[Data entries]
════════

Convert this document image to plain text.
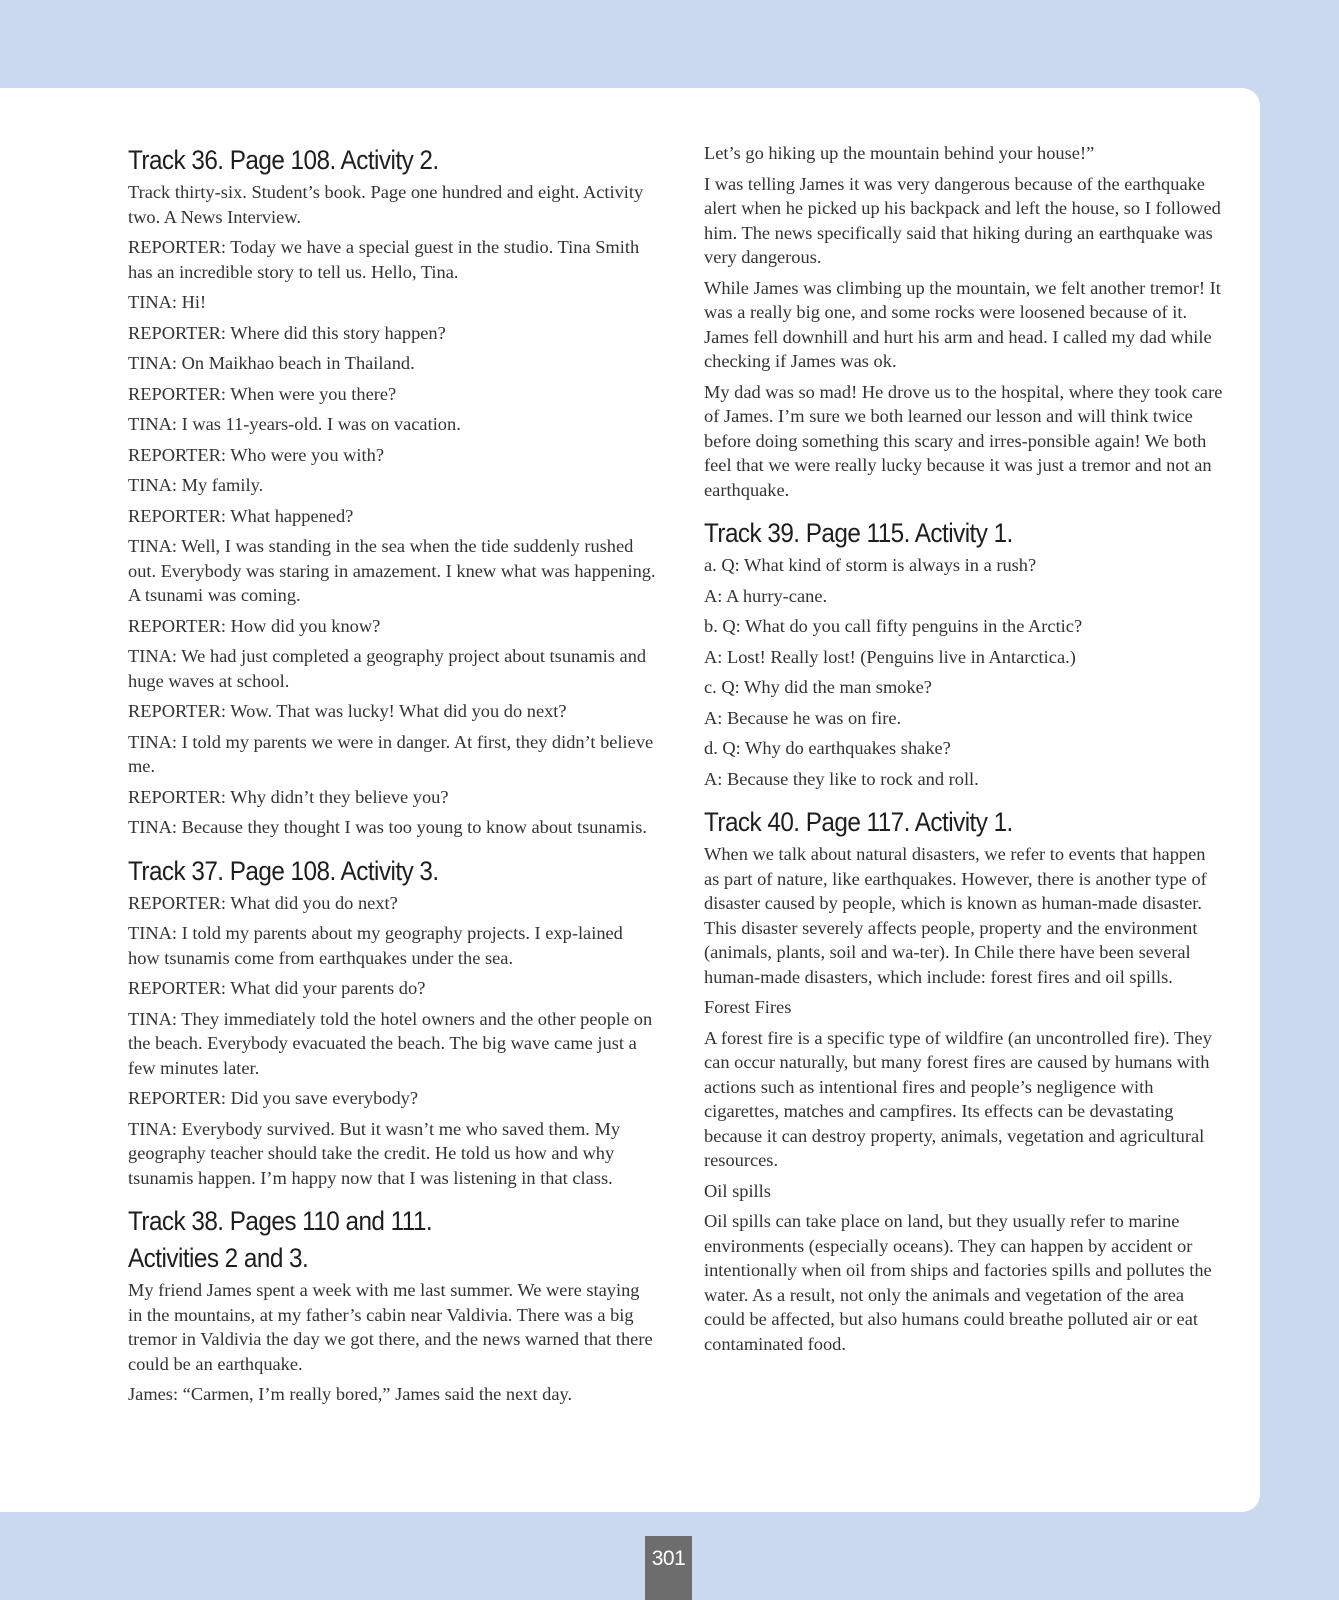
Track 36. Page 108. Activity 2.

Track thirty-six. Student’s book. Page one hundred and eight. Activity two. A News Interview.

REPORTER: Today we have a special guest in the studio. Tina Smith has an incredible story to tell us. Hello, Tina.

TINA: Hi!

REPORTER: Where did this story happen?

TINA: On Maikhao beach in Thailand.

REPORTER: When were you there?

TINA: I was 11-years-old. I was on vacation.

REPORTER: Who were you with?

TINA: My family.

REPORTER: What happened?

TINA: Well, I was standing in the sea when the tide suddenly rushed out. Everybody was staring in amazement. I knew what was happening. A tsunami was coming.

REPORTER: How did you know?

TINA: We had just completed a geography project about tsunamis and huge waves at school.

REPORTER: Wow. That was lucky! What did you do next?

TINA: I told my parents we were in danger. At first, they didn’t believe me.

REPORTER: Why didn’t they believe you?

TINA: Because they thought I was too young to know about tsunamis.

Track 37. Page 108. Activity 3.

REPORTER: What did you do next?

TINA: I told my parents about my geography projects. I exp-lained how tsunamis come from earthquakes under the sea.

REPORTER: What did your parents do?

TINA: They immediately told the hotel owners and the other people on the beach. Everybody evacuated the beach. The big wave came just a few minutes later.

REPORTER: Did you save everybody?

TINA: Everybody survived. But it wasn’t me who saved them. My geography teacher should take the credit. He told us how and why tsunamis happen. I’m happy now that I was listening in that class.

Track 38. Pages 110 and 111.
Activities 2 and 3.

My friend James spent a week with me last summer. We were staying in the mountains, at my father’s cabin near Valdivia. There was a big tremor in Valdivia the day we got there, and the news warned that there could be an earthquake.

James: “Carmen, I’m really bored,” James said the next day.

Let’s go hiking up the mountain behind your house!”

I was telling James it was very dangerous because of the earthquake alert when he picked up his backpack and left the house, so I followed him. The news specifically said that hiking during an earthquake was very dangerous.

While James was climbing up the mountain, we felt another tremor! It was a really big one, and some rocks were loosened because of it. James fell downhill and hurt his arm and head. I called my dad while checking if James was ok.

My dad was so mad! He drove us to the hospital, where they took care of James. I’m sure we both learned our lesson and will think twice before doing something this scary and irres-ponsible again! We both feel that we were really lucky because it was just a tremor and not an earthquake.

Track 39. Page 115. Activity 1.

a. Q: What kind of storm is always in a rush?

A: A hurry-cane.

b. Q: What do you call fifty penguins in the Arctic?

A: Lost! Really lost! (Penguins live in Antarctica.)

c. Q: Why did the man smoke?

A: Because he was on fire.

d. Q: Why do earthquakes shake?

A: Because they like to rock and roll.

Track 40. Page 117. Activity 1.

When we talk about natural disasters, we refer to events that happen as part of nature, like earthquakes. However, there is another type of disaster caused by people, which is known as human-made disaster. This disaster severely affects people, property and the environment (animals, plants, soil and wa-ter). In Chile there have been several human-made disasters, which include: forest fires and oil spills.

Forest Fires

A forest fire is a specific type of wildfire (an uncontrolled fire). They can occur naturally, but many forest fires are caused by humans with actions such as intentional fires and people’s negligence with cigarettes, matches and campfires. Its effects can be devastating because it can destroy property, animals, vegetation and agricultural resources.

Oil spills

Oil spills can take place on land, but they usually refer to marine environments (especially oceans). They can happen by accident or intentionally when oil from ships and factories spills and pollutes the water. As a result, not only the animals and vegetation of the area could be affected, but also humans could breathe polluted air or eat contaminated food.

301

════════

▶ **Task prompt**
Reproduce the full listing above verbatim, with no pictures included.

▶ **Result of this exercise**
Convert this document image to plain text.
Track 36. Page 108. Activity 2.

Track thirty-six. Student’s book. Page one hundred and eight. Activity two. A News Interview.

REPORTER: Today we have a special guest in the studio. Tina Smith has an incredible story to tell us. Hello, Tina.

TINA: Hi!

REPORTER: Where did this story happen?

TINA: On Maikhao beach in Thailand.

REPORTER: When were you there?

TINA: I was 11-years-old. I was on vacation.

REPORTER: Who were you with?

TINA: My family.

REPORTER: What happened?

TINA: Well, I was standing in the sea when the tide suddenly rushed out. Everybody was staring in amazement. I knew what was happening. A tsunami was coming.

REPORTER: How did you know?

TINA: We had just completed a geography project about tsunamis and huge waves at school.

REPORTER: Wow. That was lucky! What did you do next?

TINA: I told my parents we were in danger. At first, they didn’t believe me.

REPORTER: Why didn’t they believe you?

TINA: Because they thought I was too young to know about tsunamis.

Track 37. Page 108. Activity 3.

REPORTER: What did you do next?

TINA: I told my parents about my geography projects. I exp-lained how tsunamis come from earthquakes under the sea.

REPORTER: What did your parents do?

TINA: They immediately told the hotel owners and the other people on the beach. Everybody evacuated the beach. The big wave came just a few minutes later.

REPORTER: Did you save everybody?

TINA: Everybody survived. But it wasn’t me who saved them. My geography teacher should take the credit. He told us how and why tsunamis happen. I’m happy now that I was listening in that class.

Track 38. Pages 110 and 111.
Activities 2 and 3.

My friend James spent a week with me last summer. We were staying in the mountains, at my father’s cabin near Valdivia. There was a big tremor in Valdivia the day we got there, and the news warned that there could be an earthquake.

James: “Carmen, I’m really bored,” James said the next day.

Let’s go hiking up the mountain behind your house!”

I was telling James it was very dangerous because of the earthquake alert when he picked up his backpack and left the house, so I followed him. The news specifically said that hiking during an earthquake was very dangerous.

While James was climbing up the mountain, we felt another tremor! It was a really big one, and some rocks were loosened because of it. James fell downhill and hurt his arm and head. I called my dad while checking if James was ok.

My dad was so mad! He drove us to the hospital, where they took care of James. I’m sure we both learned our lesson and will think twice before doing something this scary and irres-ponsible again! We both feel that we were really lucky because it was just a tremor and not an earthquake.

Track 39. Page 115. Activity 1.

a. Q: What kind of storm is always in a rush?

A: A hurry-cane.

b. Q: What do you call fifty penguins in the Arctic?

A: Lost! Really lost! (Penguins live in Antarctica.)

c. Q: Why did the man smoke?

A: Because he was on fire.

d. Q: Why do earthquakes shake?

A: Because they like to rock and roll.

Track 40. Page 117. Activity 1.

When we talk about natural disasters, we refer to events that happen as part of nature, like earthquakes. However, there is another type of disaster caused by people, which is known as human-made disaster. This disaster severely affects people, property and the environment (animals, plants, soil and wa-ter). In Chile there have been several human-made disasters, which include: forest fires and oil spills.

Forest Fires

A forest fire is a specific type of wildfire (an uncontrolled fire). They can occur naturally, but many forest fires are caused by humans with actions such as intentional fires and people’s negligence with cigarettes, matches and campfires. Its effects can be devastating because it can destroy property, animals, vegetation and agricultural resources.

Oil spills

Oil spills can take place on land, but they usually refer to marine environments (especially oceans). They can happen by accident or intentionally when oil from ships and factories spills and pollutes the water. As a result, not only the animals and vegetation of the area could be affected, but also humans could breathe polluted air or eat contaminated food.

301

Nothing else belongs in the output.